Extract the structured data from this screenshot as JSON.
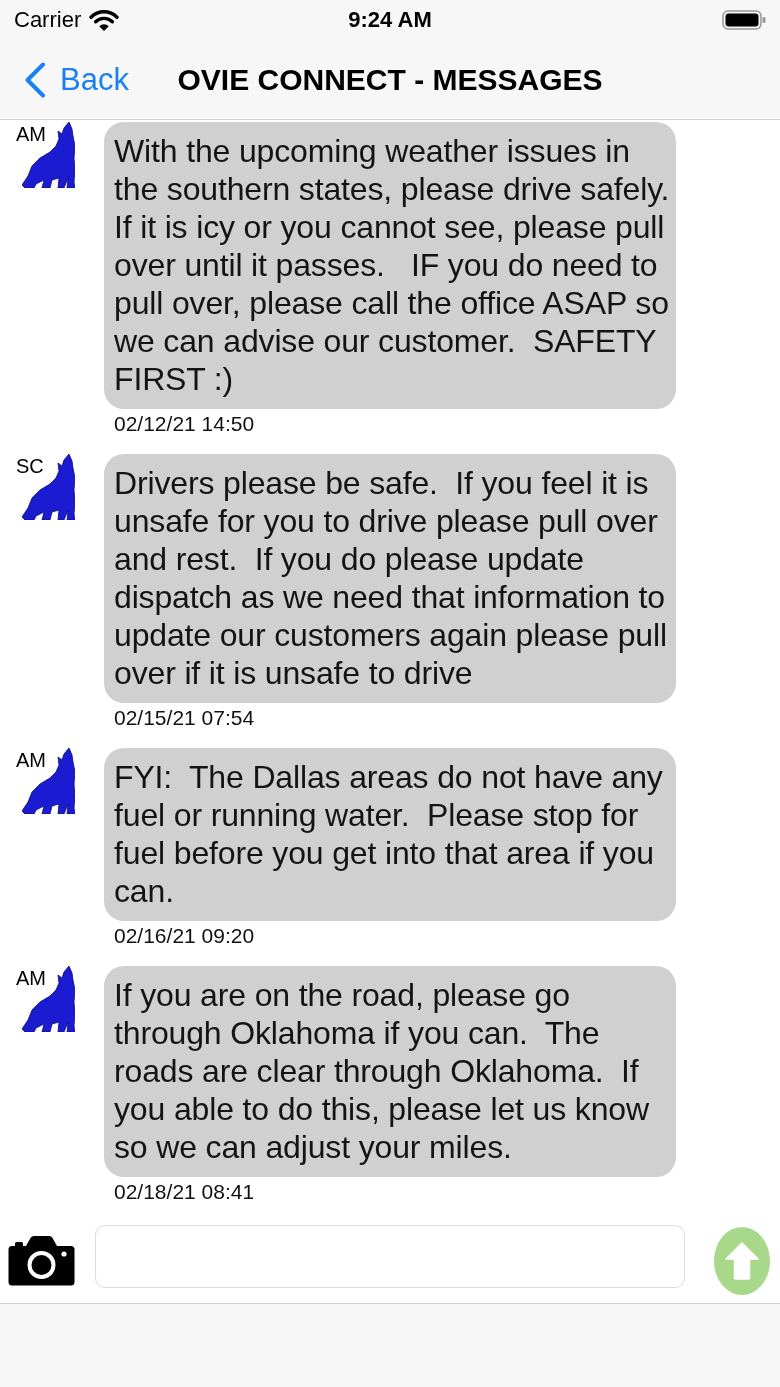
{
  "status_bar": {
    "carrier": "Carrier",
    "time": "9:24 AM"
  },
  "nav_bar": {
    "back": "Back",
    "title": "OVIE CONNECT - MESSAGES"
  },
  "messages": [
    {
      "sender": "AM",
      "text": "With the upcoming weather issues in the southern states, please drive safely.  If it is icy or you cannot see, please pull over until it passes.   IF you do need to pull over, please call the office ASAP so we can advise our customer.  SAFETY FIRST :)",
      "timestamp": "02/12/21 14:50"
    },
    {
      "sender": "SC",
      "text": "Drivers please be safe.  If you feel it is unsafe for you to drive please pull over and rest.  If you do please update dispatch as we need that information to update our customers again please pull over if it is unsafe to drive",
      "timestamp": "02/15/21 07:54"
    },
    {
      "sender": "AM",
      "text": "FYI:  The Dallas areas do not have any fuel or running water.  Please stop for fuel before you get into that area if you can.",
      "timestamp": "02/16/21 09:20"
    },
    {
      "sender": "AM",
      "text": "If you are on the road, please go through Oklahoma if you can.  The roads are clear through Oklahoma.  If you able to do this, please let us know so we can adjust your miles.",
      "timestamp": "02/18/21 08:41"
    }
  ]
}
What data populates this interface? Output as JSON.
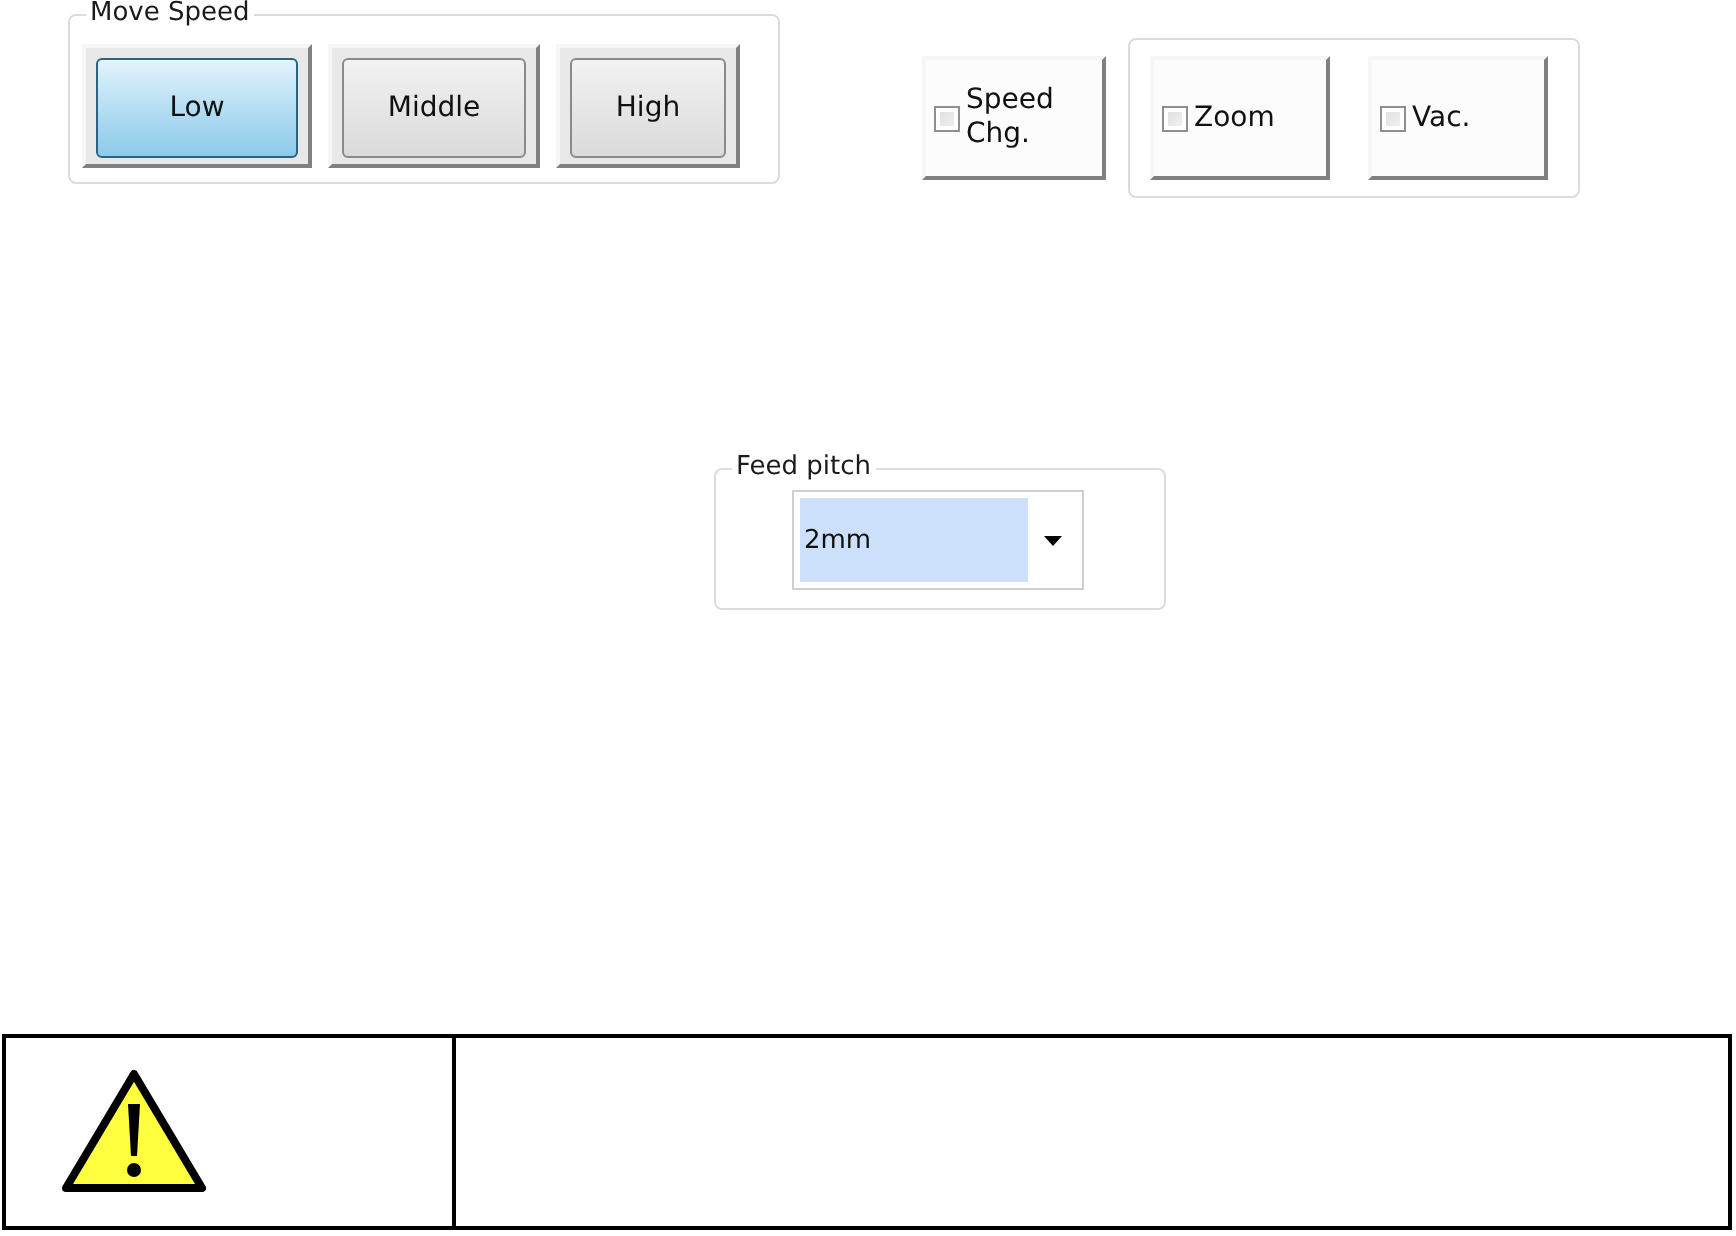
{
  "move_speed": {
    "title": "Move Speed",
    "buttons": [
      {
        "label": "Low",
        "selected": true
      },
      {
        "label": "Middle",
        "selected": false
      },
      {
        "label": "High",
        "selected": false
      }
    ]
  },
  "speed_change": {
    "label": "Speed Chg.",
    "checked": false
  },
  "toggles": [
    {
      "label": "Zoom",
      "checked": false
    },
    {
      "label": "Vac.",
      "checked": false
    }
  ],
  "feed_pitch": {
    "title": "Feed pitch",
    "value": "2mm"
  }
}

◇ ◇ ◇ ◇ ◇

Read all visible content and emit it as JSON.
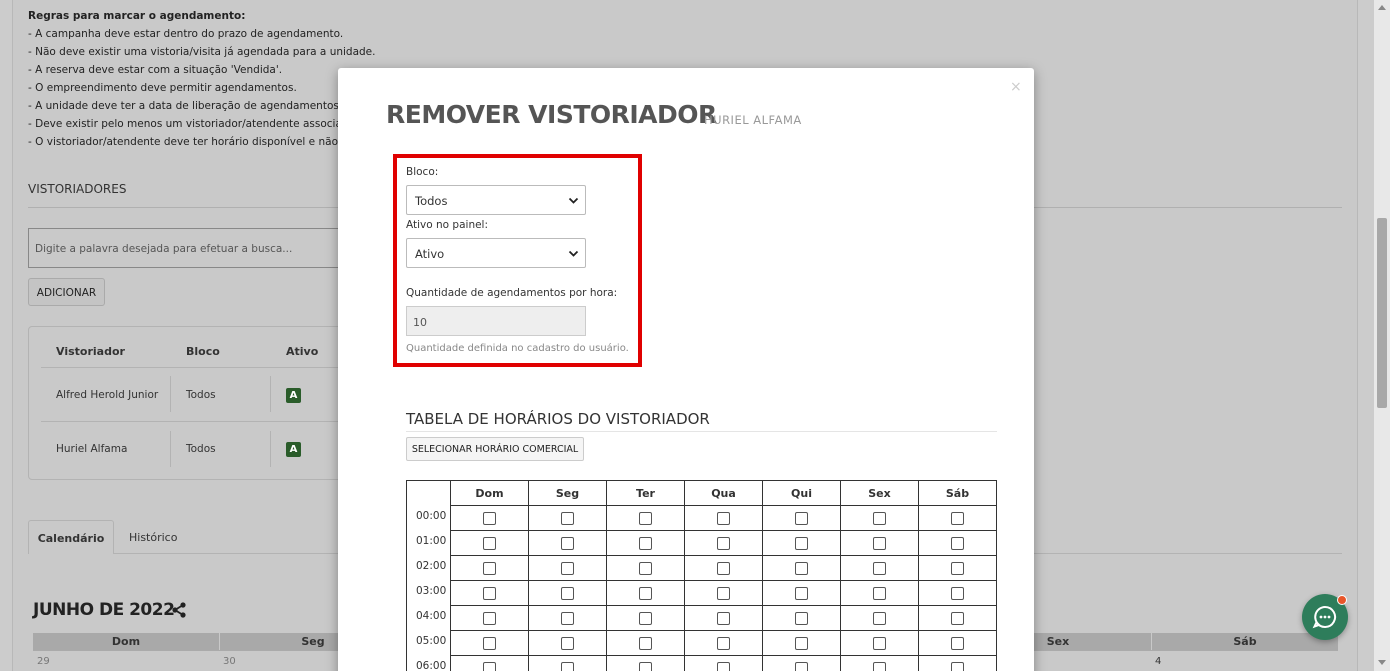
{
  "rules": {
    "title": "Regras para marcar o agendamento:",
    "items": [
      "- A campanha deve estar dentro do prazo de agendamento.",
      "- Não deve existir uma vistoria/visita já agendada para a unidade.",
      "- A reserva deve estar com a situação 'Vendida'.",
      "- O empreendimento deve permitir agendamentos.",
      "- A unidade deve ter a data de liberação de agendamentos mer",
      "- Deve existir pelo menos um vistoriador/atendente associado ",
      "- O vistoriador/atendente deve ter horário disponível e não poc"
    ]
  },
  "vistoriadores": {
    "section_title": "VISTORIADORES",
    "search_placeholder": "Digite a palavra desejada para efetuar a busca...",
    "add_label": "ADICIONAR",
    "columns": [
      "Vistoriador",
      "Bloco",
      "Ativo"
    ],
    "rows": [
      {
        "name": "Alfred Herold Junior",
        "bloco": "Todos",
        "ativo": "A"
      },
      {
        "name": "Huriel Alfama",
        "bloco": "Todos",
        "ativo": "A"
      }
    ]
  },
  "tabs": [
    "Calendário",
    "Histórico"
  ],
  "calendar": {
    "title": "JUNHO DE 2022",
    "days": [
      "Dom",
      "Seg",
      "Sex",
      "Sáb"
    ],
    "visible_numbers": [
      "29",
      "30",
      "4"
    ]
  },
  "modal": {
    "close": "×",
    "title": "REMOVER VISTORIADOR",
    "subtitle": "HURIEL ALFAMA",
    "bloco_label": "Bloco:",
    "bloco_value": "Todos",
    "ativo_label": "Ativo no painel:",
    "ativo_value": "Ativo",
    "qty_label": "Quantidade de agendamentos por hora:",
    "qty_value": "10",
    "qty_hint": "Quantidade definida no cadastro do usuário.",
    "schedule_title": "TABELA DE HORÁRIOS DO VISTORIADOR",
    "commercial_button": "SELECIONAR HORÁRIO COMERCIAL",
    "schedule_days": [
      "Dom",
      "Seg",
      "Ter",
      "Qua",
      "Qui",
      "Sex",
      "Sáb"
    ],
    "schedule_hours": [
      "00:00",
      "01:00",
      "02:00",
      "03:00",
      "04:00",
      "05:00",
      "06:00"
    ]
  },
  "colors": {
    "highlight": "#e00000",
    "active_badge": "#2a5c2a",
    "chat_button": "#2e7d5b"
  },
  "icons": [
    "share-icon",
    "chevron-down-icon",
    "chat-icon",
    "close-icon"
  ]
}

◇ ◇ ◇ ◇ ◇

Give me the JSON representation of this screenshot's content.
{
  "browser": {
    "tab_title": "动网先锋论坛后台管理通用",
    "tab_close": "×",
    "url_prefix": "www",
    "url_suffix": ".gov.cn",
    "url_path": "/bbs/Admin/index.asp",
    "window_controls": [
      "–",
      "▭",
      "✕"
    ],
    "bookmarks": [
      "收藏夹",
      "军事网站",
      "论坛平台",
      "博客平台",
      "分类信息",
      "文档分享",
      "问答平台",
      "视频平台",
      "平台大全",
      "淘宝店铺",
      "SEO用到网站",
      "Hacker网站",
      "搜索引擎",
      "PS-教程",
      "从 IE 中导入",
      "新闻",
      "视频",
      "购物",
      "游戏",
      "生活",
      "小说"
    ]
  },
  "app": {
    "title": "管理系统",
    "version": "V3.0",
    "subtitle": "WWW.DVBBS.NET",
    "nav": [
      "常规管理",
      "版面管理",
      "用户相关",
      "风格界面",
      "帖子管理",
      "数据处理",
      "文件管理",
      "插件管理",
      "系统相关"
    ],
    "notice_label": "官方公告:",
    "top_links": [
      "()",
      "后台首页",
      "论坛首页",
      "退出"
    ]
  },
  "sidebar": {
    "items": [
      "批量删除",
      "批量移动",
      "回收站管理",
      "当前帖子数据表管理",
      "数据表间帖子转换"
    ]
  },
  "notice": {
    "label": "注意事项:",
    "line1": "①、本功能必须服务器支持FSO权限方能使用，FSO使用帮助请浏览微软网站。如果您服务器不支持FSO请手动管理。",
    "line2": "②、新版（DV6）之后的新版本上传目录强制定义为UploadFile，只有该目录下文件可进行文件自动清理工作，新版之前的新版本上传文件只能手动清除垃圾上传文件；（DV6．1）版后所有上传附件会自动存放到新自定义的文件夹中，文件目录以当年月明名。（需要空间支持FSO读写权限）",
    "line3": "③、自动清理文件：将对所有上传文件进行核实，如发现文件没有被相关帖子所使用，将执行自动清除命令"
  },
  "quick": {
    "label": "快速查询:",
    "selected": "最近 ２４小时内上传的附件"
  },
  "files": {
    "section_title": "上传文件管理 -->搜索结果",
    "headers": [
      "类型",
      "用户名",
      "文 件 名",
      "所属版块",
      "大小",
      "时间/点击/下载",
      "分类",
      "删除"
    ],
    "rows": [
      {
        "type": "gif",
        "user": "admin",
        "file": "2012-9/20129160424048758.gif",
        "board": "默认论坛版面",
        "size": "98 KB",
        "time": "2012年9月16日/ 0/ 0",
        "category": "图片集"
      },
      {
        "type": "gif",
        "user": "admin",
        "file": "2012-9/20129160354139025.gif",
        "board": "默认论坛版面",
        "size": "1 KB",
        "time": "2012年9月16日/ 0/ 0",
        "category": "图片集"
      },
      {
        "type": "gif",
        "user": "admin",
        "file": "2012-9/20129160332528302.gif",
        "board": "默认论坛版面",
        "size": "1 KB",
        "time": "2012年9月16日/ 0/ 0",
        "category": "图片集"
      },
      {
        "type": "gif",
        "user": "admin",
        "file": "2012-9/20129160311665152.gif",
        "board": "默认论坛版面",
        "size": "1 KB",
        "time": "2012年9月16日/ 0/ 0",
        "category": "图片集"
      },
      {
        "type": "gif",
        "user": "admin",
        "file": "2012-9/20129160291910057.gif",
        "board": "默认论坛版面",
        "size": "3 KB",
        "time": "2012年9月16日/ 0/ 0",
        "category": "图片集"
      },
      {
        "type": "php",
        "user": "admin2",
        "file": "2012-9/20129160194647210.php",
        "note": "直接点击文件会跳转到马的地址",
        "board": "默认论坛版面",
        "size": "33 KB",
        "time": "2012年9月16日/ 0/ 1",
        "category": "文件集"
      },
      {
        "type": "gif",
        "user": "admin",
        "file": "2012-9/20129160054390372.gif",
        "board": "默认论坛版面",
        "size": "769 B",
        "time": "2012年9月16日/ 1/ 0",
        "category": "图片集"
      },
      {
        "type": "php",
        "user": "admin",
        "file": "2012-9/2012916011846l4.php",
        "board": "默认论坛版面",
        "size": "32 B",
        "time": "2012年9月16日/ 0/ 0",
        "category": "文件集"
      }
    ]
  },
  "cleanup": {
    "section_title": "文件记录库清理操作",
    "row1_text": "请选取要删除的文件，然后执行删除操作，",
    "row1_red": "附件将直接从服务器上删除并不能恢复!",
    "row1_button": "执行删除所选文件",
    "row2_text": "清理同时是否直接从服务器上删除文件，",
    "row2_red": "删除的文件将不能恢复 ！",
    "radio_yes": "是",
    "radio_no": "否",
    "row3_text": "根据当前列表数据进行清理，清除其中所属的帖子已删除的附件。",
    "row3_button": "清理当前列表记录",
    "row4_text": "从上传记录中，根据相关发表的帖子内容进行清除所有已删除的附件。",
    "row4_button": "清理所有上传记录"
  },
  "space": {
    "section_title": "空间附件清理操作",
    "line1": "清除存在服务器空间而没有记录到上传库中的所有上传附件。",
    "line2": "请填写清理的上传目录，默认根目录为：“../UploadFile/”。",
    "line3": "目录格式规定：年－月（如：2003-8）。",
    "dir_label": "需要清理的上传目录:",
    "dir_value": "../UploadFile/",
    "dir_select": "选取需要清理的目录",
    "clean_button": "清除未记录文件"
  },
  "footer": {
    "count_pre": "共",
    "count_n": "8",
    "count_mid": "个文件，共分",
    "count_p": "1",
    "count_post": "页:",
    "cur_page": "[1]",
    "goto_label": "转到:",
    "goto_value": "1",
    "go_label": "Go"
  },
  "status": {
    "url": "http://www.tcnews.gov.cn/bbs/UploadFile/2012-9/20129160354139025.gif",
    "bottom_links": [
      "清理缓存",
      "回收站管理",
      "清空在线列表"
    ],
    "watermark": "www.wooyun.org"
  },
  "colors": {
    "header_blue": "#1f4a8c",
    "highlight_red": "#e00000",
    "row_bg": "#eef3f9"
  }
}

◇ ◇ ◇ ◇ ◇

- **Instructions to follow**
Where a line in the material contains "name", copy that line.

- **Task response**
        "name": "Alfred Herold Junior",
        "name": "Huriel Alfama",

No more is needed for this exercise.